**Records shown**
■ ■ ■ ■

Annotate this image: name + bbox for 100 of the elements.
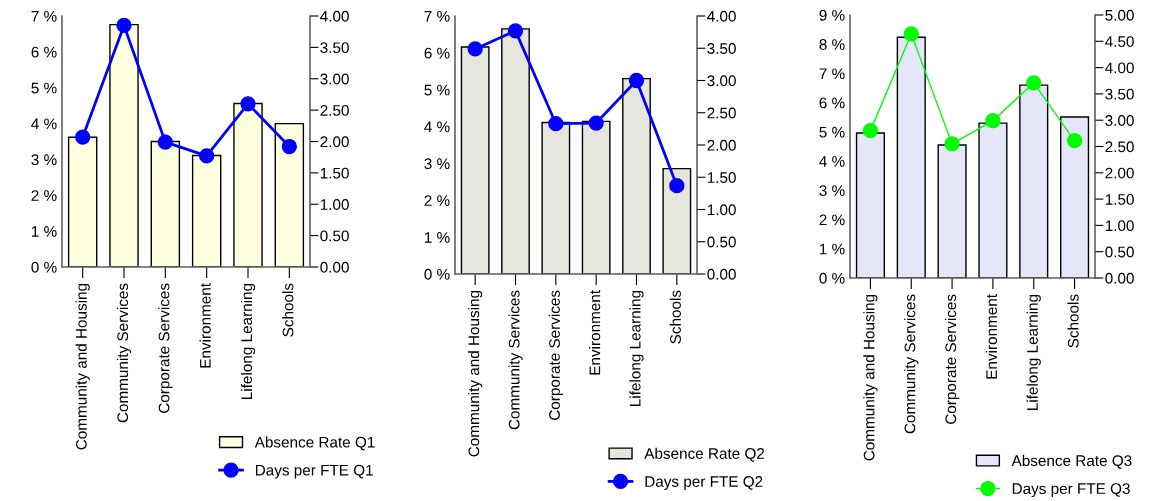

■ ■ ■ ■

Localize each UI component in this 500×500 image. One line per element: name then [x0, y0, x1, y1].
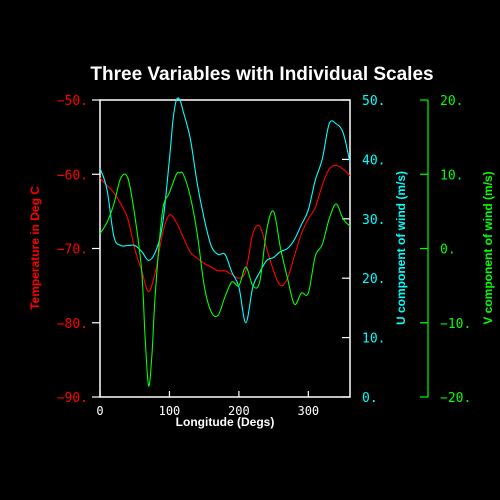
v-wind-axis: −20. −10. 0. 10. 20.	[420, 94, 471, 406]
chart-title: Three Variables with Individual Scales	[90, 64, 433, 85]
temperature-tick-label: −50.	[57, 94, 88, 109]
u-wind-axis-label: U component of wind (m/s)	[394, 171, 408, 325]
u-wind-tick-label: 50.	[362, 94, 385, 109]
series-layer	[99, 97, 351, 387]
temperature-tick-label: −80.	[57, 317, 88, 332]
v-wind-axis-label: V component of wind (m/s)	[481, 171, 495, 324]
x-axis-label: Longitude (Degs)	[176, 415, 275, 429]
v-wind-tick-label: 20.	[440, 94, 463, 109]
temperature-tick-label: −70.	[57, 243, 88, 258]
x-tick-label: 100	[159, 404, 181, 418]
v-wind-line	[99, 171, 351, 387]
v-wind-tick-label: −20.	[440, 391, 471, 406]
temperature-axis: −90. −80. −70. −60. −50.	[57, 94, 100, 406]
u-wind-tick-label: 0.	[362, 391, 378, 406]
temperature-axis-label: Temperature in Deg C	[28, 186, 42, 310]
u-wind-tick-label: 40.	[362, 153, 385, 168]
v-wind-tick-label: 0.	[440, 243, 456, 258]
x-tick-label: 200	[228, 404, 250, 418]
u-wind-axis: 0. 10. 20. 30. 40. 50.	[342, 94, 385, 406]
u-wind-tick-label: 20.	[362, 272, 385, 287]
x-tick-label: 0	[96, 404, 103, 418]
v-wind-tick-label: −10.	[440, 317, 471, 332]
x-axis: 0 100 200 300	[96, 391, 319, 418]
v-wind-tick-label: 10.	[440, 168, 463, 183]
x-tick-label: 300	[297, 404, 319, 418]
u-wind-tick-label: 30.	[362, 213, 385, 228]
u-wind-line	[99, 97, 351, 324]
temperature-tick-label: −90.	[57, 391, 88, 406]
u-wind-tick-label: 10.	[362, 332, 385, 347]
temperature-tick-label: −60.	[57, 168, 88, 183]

■ ■ ■ ■

**Task**
Arrange the listing's lines as a JSON list of strings, one string per line and no blank lines, beginning at the line that contains "Localize each UI" and stopping after the line that contains "391, 471, 406]". Leave the pictures out of the answer.

**Answer to this task**
[
  "Localize each UI component in this 500×500 image. One line per element: name then [x0, y0, x1, y1].",
  "v-wind-axis: −20. −10. 0. 10. 20.\t[420, 94, 471, 406]",
  "chart-title: Three Variables with Individual Scales\t[90, 64, 433, 85]",
  "temperature-tick-label: −50.\t[57, 94, 88, 109]",
  "u-wind-axis-label: U component of wind (m/s)\t[394, 171, 408, 325]",
  "u-wind-tick-label: 50.\t[362, 94, 385, 109]",
  "series-layer\t[99, 97, 351, 387]",
  "temperature-tick-label: −80.\t[57, 317, 88, 332]",
  "v-wind-axis-label: V component of wind (m/s)\t[481, 171, 495, 324]",
  "x-axis-label: Longitude (Degs)\t[176, 415, 275, 429]",
  "v-wind-tick-label: 20.\t[440, 94, 463, 109]",
  "temperature-tick-label: −70.\t[57, 243, 88, 258]",
  "x-tick-label: 100\t[159, 404, 181, 418]",
  "v-wind-line\t[99, 171, 351, 387]",
  "v-wind-tick-label: −20.\t[440, 391, 471, 406]"
]